▶ Task input
++++++++++++++++++++
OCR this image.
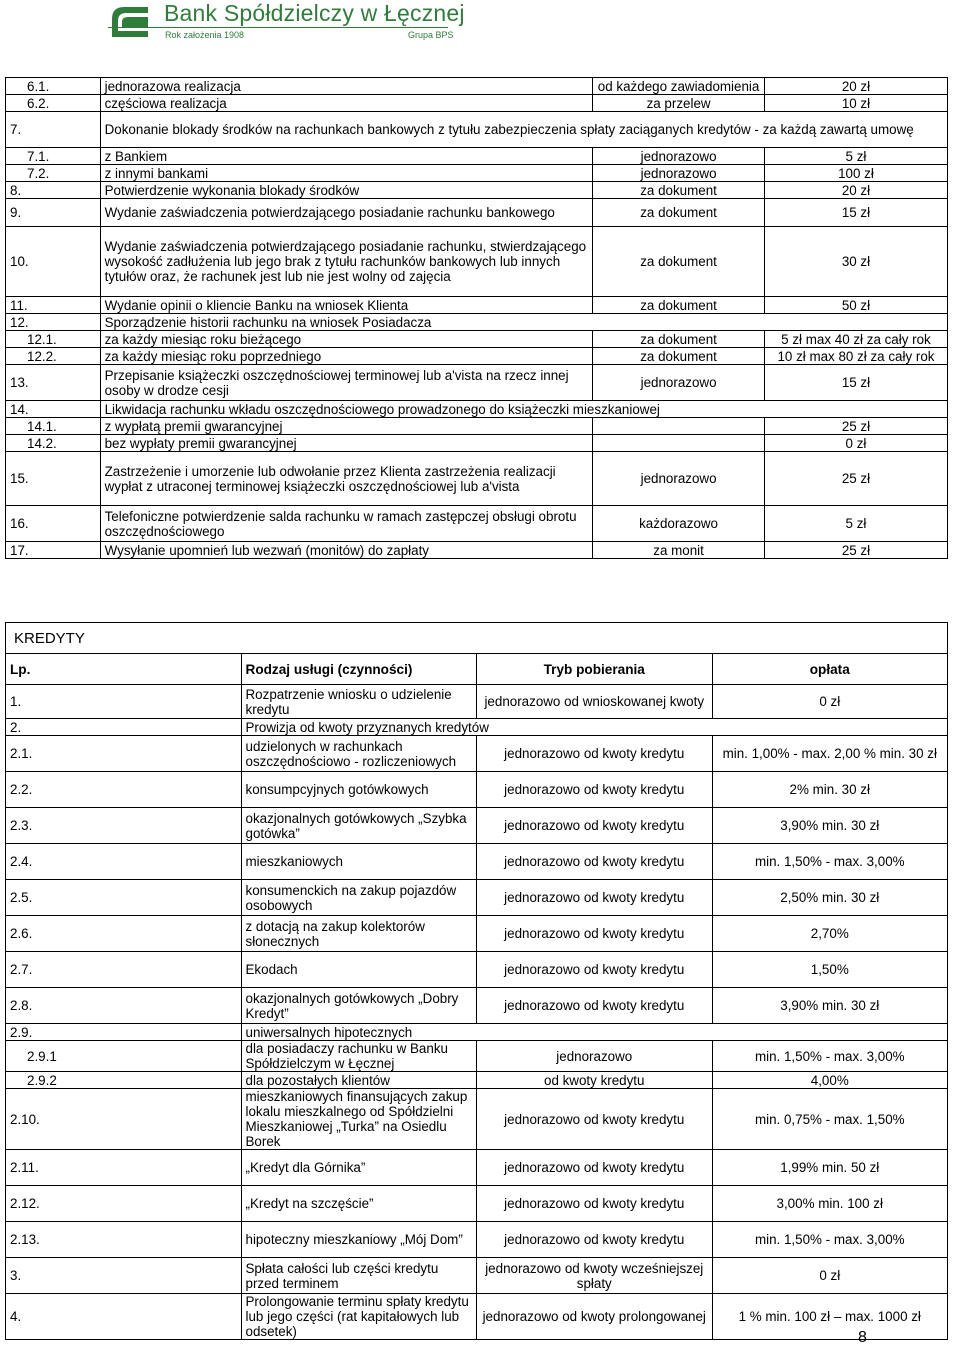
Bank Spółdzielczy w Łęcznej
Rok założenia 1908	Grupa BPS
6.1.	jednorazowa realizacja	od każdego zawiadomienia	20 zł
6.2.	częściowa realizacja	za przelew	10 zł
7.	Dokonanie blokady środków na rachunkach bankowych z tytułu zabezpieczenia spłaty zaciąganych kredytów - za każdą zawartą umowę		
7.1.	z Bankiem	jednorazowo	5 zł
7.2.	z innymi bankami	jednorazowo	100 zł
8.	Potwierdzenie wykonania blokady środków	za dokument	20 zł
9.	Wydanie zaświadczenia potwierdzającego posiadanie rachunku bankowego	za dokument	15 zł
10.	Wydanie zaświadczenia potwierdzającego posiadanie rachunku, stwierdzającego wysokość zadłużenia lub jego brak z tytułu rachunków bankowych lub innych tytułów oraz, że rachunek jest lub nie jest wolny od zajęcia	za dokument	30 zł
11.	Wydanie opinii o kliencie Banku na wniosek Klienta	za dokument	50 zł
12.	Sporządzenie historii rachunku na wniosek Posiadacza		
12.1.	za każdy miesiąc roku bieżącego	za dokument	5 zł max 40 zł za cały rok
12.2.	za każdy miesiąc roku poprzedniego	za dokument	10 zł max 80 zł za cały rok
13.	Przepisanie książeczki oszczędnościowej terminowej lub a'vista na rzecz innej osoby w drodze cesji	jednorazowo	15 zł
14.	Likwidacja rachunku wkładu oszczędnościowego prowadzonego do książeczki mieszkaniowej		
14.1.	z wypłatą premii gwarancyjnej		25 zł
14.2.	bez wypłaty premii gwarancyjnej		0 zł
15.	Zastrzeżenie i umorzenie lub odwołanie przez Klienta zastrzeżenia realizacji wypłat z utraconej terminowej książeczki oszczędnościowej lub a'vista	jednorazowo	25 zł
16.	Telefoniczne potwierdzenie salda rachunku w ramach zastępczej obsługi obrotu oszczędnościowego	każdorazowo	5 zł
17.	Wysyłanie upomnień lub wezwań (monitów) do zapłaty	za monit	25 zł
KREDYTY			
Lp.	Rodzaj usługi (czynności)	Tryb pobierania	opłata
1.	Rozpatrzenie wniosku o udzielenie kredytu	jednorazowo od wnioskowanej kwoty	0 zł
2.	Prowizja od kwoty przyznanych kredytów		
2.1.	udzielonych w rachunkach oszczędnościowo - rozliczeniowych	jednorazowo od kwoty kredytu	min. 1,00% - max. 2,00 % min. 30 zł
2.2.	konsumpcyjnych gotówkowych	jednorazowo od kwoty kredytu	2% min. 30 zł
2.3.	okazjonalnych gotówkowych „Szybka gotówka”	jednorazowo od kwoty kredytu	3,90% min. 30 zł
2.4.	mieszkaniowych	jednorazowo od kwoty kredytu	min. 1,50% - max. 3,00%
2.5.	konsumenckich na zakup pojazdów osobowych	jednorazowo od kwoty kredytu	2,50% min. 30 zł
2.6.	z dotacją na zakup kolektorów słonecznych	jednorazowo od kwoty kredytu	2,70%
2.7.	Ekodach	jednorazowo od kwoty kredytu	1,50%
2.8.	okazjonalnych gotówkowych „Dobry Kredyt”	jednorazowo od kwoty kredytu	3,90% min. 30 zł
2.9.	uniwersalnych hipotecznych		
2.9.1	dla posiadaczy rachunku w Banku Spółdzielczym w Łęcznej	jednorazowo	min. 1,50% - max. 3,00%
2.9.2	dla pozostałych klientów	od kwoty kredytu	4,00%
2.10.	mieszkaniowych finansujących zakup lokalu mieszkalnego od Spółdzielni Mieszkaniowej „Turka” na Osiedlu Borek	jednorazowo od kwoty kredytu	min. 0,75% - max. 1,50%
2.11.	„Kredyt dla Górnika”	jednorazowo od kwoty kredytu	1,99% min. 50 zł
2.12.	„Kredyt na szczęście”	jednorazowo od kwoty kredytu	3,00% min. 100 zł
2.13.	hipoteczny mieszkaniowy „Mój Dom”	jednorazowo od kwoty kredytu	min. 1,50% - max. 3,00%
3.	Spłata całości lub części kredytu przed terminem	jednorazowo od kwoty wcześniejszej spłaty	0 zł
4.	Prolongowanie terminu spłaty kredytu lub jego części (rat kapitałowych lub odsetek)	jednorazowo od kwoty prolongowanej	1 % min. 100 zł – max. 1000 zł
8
++++++++++++++++++++
▶ Problem statement
From the material above, copy everything exactly but the pictures.

▶ Answer to this task
OCR this image.
Bank Spółdzielczy w Łęcznej
Rok założenia 1908	Grupa BPS
6.1.	jednorazowa realizacja	od każdego zawiadomienia	20 zł
6.2.	częściowa realizacja	za przelew	10 zł
7.	Dokonanie blokady środków na rachunkach bankowych z tytułu zabezpieczenia spłaty zaciąganych kredytów - za każdą zawartą umowę		
7.1.	z Bankiem	jednorazowo	5 zł
7.2.	z innymi bankami	jednorazowo	100 zł
8.	Potwierdzenie wykonania blokady środków	za dokument	20 zł
9.	Wydanie zaświadczenia potwierdzającego posiadanie rachunku bankowego	za dokument	15 zł
10.	Wydanie zaświadczenia potwierdzającego posiadanie rachunku, stwierdzającego wysokość zadłużenia lub jego brak z tytułu rachunków bankowych lub innych tytułów oraz, że rachunek jest lub nie jest wolny od zajęcia	za dokument	30 zł
11.	Wydanie opinii o kliencie Banku na wniosek Klienta	za dokument	50 zł
12.	Sporządzenie historii rachunku na wniosek Posiadacza		
12.1.	za każdy miesiąc roku bieżącego	za dokument	5 zł max 40 zł za cały rok
12.2.	za każdy miesiąc roku poprzedniego	za dokument	10 zł max 80 zł za cały rok
13.	Przepisanie książeczki oszczędnościowej terminowej lub a'vista na rzecz innej osoby w drodze cesji	jednorazowo	15 zł
14.	Likwidacja rachunku wkładu oszczędnościowego prowadzonego do książeczki mieszkaniowej		
14.1.	z wypłatą premii gwarancyjnej		25 zł
14.2.	bez wypłaty premii gwarancyjnej		0 zł
15.	Zastrzeżenie i umorzenie lub odwołanie przez Klienta zastrzeżenia realizacji wypłat z utraconej terminowej książeczki oszczędnościowej lub a'vista	jednorazowo	25 zł
16.	Telefoniczne potwierdzenie salda rachunku w ramach zastępczej obsługi obrotu oszczędnościowego	każdorazowo	5 zł
17.	Wysyłanie upomnień lub wezwań (monitów) do zapłaty	za monit	25 zł
KREDYTY			
Lp.	Rodzaj usługi (czynności)	Tryb pobierania	opłata
1.	Rozpatrzenie wniosku o udzielenie kredytu	jednorazowo od wnioskowanej kwoty	0 zł
2.	Prowizja od kwoty przyznanych kredytów		
2.1.	udzielonych w rachunkach oszczędnościowo - rozliczeniowych	jednorazowo od kwoty kredytu	min. 1,00% - max. 2,00 % min. 30 zł
2.2.	konsumpcyjnych gotówkowych	jednorazowo od kwoty kredytu	2% min. 30 zł
2.3.	okazjonalnych gotówkowych „Szybka gotówka”	jednorazowo od kwoty kredytu	3,90% min. 30 zł
2.4.	mieszkaniowych	jednorazowo od kwoty kredytu	min. 1,50% - max. 3,00%
2.5.	konsumenckich na zakup pojazdów osobowych	jednorazowo od kwoty kredytu	2,50% min. 30 zł
2.6.	z dotacją na zakup kolektorów słonecznych	jednorazowo od kwoty kredytu	2,70%
2.7.	Ekodach	jednorazowo od kwoty kredytu	1,50%
2.8.	okazjonalnych gotówkowych „Dobry Kredyt”	jednorazowo od kwoty kredytu	3,90% min. 30 zł
2.9.	uniwersalnych hipotecznych		
2.9.1	dla posiadaczy rachunku w Banku Spółdzielczym w Łęcznej	jednorazowo	min. 1,50% - max. 3,00%
2.9.2	dla pozostałych klientów	od kwoty kredytu	4,00%
2.10.	mieszkaniowych finansujących zakup lokalu mieszkalnego od Spółdzielni Mieszkaniowej „Turka” na Osiedlu Borek	jednorazowo od kwoty kredytu	min. 0,75% - max. 1,50%
2.11.	„Kredyt dla Górnika”	jednorazowo od kwoty kredytu	1,99% min. 50 zł
2.12.	„Kredyt na szczęście”	jednorazowo od kwoty kredytu	3,00% min. 100 zł
2.13.	hipoteczny mieszkaniowy „Mój Dom”	jednorazowo od kwoty kredytu	min. 1,50% - max. 3,00%
3.	Spłata całości lub części kredytu przed terminem	jednorazowo od kwoty wcześniejszej spłaty	0 zł
4.	Prolongowanie terminu spłaty kredytu lub jego części (rat kapitałowych lub odsetek)	jednorazowo od kwoty prolongowanej	1 % min. 100 zł – max. 1000 zł
8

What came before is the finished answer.